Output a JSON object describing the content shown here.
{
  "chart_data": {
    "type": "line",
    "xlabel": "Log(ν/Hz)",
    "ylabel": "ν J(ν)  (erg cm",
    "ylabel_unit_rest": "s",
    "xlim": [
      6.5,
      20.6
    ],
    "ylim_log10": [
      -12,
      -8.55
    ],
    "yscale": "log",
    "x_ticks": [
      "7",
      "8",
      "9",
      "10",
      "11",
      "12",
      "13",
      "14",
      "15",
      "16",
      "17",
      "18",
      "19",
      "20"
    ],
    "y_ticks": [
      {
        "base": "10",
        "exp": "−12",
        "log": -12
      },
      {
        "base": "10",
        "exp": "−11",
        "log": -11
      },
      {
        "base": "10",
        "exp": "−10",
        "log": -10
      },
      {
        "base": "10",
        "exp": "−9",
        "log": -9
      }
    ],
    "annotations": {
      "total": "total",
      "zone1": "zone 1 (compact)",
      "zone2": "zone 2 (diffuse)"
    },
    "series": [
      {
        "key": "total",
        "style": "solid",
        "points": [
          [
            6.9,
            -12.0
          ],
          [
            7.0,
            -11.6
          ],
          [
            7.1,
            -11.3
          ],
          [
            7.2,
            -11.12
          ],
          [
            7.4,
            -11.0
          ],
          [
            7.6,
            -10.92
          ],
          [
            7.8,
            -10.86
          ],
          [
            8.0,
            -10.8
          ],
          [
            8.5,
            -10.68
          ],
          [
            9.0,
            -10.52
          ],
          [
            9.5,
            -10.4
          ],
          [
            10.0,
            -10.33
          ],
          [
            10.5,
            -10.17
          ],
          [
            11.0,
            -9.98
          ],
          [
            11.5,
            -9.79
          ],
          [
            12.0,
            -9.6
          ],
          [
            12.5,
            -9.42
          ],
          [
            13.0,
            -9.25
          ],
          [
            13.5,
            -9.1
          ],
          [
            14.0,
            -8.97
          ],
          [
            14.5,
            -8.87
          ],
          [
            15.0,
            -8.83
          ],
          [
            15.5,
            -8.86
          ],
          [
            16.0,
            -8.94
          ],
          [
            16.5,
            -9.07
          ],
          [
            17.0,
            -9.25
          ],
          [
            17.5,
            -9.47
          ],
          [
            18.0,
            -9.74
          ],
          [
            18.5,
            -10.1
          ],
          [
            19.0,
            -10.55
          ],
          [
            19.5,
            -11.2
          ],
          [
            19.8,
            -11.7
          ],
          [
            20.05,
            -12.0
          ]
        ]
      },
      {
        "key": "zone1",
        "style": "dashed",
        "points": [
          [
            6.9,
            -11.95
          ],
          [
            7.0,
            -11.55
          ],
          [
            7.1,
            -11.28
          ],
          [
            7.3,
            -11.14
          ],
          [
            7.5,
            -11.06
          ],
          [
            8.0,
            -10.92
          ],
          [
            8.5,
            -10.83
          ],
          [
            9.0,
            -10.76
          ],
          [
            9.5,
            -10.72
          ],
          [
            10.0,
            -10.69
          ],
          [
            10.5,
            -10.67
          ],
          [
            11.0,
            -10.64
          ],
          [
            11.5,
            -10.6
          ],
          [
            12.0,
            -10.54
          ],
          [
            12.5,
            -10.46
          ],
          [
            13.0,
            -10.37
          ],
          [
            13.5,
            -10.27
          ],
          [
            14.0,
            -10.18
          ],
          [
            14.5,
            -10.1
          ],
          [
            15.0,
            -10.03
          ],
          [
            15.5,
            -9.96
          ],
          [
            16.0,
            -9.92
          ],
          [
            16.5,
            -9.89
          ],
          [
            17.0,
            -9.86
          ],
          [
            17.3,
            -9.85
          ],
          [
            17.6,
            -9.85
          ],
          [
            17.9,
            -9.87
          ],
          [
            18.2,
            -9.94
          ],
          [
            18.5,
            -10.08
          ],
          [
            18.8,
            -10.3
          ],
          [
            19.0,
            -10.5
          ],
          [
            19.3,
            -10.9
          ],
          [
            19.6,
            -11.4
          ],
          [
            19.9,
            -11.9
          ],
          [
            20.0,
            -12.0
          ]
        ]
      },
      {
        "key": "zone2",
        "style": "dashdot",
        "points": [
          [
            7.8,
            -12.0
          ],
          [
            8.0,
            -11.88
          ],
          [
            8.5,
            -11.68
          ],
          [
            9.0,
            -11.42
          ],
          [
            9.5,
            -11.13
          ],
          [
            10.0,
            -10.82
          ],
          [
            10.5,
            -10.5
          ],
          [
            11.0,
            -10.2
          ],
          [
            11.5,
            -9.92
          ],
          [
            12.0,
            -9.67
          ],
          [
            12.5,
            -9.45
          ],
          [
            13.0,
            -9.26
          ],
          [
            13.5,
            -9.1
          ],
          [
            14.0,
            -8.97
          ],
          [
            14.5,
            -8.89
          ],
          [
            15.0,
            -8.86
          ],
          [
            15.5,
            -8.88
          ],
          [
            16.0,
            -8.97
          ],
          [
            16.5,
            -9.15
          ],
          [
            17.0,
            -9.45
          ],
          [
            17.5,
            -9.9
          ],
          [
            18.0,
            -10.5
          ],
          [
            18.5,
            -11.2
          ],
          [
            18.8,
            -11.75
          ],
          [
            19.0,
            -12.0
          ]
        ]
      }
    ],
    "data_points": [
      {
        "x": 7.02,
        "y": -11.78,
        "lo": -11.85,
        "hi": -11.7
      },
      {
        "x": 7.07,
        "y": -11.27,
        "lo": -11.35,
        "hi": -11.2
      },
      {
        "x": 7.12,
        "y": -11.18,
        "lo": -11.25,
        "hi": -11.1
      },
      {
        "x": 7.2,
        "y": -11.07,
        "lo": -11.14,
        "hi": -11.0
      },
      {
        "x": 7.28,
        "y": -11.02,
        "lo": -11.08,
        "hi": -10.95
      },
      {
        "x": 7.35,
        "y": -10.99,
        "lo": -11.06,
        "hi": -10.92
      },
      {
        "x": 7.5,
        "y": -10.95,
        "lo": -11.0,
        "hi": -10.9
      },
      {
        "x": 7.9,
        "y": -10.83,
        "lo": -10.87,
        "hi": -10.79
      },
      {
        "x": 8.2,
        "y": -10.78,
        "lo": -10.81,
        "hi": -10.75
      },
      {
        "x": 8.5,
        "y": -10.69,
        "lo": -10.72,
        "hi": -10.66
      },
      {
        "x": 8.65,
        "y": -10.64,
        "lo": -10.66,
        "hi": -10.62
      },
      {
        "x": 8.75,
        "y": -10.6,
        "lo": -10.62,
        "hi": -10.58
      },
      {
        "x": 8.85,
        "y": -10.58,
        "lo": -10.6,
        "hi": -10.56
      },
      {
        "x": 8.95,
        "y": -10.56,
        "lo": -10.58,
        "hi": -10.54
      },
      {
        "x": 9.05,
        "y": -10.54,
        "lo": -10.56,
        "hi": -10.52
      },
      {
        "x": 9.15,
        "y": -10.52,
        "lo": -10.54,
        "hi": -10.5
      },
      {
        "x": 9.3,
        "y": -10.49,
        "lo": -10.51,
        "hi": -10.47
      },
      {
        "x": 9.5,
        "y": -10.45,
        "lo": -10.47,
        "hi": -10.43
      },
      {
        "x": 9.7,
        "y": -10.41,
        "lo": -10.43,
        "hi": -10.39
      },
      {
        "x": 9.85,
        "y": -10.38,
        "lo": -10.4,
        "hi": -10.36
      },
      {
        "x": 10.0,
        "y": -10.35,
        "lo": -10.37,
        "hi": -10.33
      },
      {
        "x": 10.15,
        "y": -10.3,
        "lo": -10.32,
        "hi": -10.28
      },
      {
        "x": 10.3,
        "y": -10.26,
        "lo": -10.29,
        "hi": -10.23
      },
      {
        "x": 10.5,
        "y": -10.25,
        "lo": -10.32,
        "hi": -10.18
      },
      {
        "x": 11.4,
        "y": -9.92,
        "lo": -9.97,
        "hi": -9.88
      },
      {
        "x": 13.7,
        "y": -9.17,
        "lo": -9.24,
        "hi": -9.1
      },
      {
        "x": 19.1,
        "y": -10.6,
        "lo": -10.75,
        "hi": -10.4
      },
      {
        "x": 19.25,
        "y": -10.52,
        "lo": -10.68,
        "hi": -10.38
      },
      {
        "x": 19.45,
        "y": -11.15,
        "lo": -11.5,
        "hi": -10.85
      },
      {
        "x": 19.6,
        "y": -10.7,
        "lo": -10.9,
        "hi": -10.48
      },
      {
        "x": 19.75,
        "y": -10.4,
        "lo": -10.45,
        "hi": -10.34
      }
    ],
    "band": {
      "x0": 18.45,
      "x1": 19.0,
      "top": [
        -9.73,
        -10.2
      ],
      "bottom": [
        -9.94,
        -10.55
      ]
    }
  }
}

===============

§ What is required
Return each line of the listing that holds the string "style".

§ Expected answer
        "style": "solid",
        "style": "dashed",
        "style": "dashdot",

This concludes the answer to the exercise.